What the task requires >> Copy each line holding the string "JSON".

Records shown >>
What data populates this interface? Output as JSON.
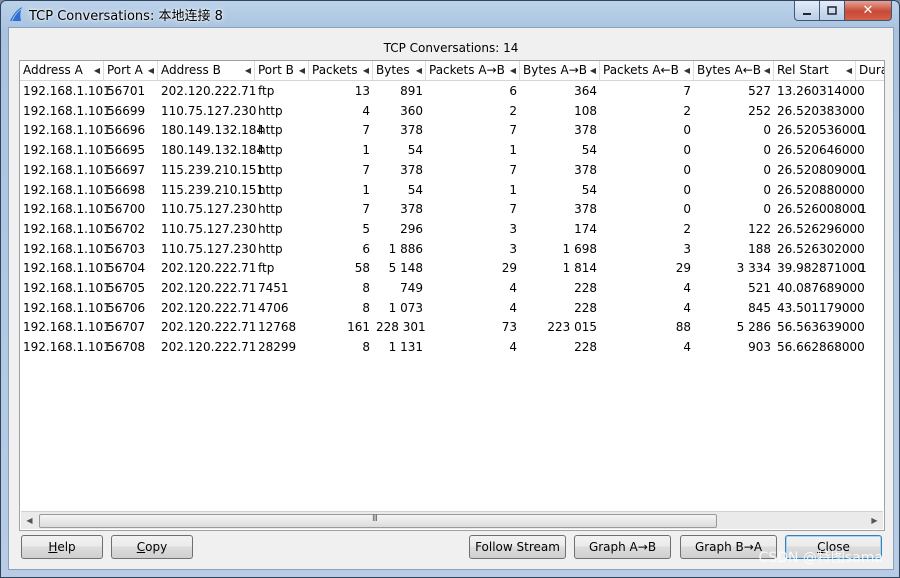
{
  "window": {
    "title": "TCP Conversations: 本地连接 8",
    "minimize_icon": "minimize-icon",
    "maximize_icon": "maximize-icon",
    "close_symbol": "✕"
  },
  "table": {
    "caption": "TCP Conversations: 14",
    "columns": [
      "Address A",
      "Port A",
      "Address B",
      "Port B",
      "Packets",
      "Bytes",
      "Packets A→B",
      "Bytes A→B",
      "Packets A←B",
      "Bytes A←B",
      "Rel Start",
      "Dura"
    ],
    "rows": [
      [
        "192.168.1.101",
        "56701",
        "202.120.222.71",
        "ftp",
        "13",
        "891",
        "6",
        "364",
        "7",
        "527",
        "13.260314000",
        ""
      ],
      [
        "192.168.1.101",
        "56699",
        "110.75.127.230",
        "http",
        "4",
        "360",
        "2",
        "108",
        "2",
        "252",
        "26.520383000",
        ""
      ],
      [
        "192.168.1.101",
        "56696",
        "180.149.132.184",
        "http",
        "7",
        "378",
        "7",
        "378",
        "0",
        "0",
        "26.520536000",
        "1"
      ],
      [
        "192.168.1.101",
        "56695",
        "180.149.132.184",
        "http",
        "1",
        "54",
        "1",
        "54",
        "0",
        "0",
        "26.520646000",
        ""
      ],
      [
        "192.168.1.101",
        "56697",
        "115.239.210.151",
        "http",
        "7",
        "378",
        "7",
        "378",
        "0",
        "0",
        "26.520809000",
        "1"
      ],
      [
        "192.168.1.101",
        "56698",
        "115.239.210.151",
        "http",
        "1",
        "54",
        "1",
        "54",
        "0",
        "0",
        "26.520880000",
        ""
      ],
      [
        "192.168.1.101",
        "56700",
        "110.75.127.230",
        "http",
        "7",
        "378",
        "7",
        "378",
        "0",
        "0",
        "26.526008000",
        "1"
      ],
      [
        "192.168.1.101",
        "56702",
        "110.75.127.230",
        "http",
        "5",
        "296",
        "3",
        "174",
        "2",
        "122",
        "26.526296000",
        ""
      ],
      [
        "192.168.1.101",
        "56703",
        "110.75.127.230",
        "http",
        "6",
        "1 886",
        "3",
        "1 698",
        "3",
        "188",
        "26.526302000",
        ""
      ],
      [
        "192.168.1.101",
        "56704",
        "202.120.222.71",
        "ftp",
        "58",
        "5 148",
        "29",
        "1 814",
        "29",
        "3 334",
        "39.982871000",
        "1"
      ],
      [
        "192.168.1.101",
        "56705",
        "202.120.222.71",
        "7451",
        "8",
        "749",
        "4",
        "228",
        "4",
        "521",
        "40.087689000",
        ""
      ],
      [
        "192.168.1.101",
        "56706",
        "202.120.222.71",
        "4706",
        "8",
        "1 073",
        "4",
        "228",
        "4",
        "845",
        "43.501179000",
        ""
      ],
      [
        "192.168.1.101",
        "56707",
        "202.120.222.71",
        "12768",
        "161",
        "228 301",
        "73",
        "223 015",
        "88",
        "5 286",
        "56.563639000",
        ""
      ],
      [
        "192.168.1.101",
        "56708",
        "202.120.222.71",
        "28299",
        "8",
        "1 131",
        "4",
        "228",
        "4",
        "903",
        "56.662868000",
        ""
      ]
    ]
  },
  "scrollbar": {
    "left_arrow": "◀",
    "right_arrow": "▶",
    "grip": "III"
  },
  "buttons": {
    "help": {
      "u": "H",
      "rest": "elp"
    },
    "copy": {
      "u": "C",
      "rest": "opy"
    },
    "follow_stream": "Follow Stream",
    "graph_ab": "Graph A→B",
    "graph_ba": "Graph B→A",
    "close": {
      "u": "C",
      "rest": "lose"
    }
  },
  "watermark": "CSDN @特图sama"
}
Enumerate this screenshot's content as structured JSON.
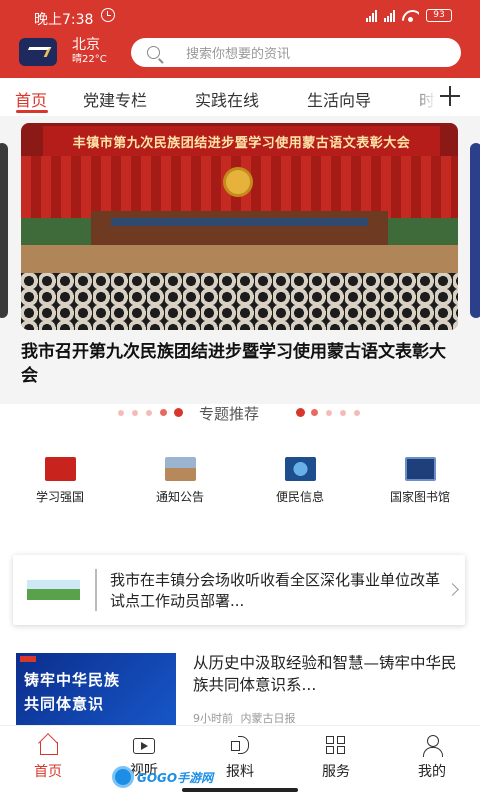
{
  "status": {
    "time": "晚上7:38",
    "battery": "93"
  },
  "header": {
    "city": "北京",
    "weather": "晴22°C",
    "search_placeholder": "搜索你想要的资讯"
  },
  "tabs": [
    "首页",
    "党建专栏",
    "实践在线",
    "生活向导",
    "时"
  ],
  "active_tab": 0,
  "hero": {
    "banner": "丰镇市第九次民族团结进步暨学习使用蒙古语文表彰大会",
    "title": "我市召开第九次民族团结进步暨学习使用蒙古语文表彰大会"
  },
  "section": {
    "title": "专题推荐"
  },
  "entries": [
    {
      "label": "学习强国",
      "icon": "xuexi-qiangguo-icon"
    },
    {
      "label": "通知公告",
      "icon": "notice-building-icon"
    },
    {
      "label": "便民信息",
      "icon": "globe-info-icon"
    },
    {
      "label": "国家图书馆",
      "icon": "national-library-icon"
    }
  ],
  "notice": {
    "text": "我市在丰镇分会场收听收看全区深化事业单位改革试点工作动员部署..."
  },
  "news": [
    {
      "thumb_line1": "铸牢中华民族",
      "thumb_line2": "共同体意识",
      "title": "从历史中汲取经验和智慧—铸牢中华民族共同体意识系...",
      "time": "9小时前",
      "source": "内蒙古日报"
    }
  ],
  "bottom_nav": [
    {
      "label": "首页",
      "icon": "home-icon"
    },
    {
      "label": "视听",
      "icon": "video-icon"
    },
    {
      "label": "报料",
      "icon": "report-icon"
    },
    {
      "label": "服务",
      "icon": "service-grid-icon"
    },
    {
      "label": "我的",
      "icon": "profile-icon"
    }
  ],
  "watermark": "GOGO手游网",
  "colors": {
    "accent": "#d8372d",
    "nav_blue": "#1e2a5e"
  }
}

Answer >>
What data populates this interface? Output as JSON.
Enumerate this screenshot's content as structured JSON.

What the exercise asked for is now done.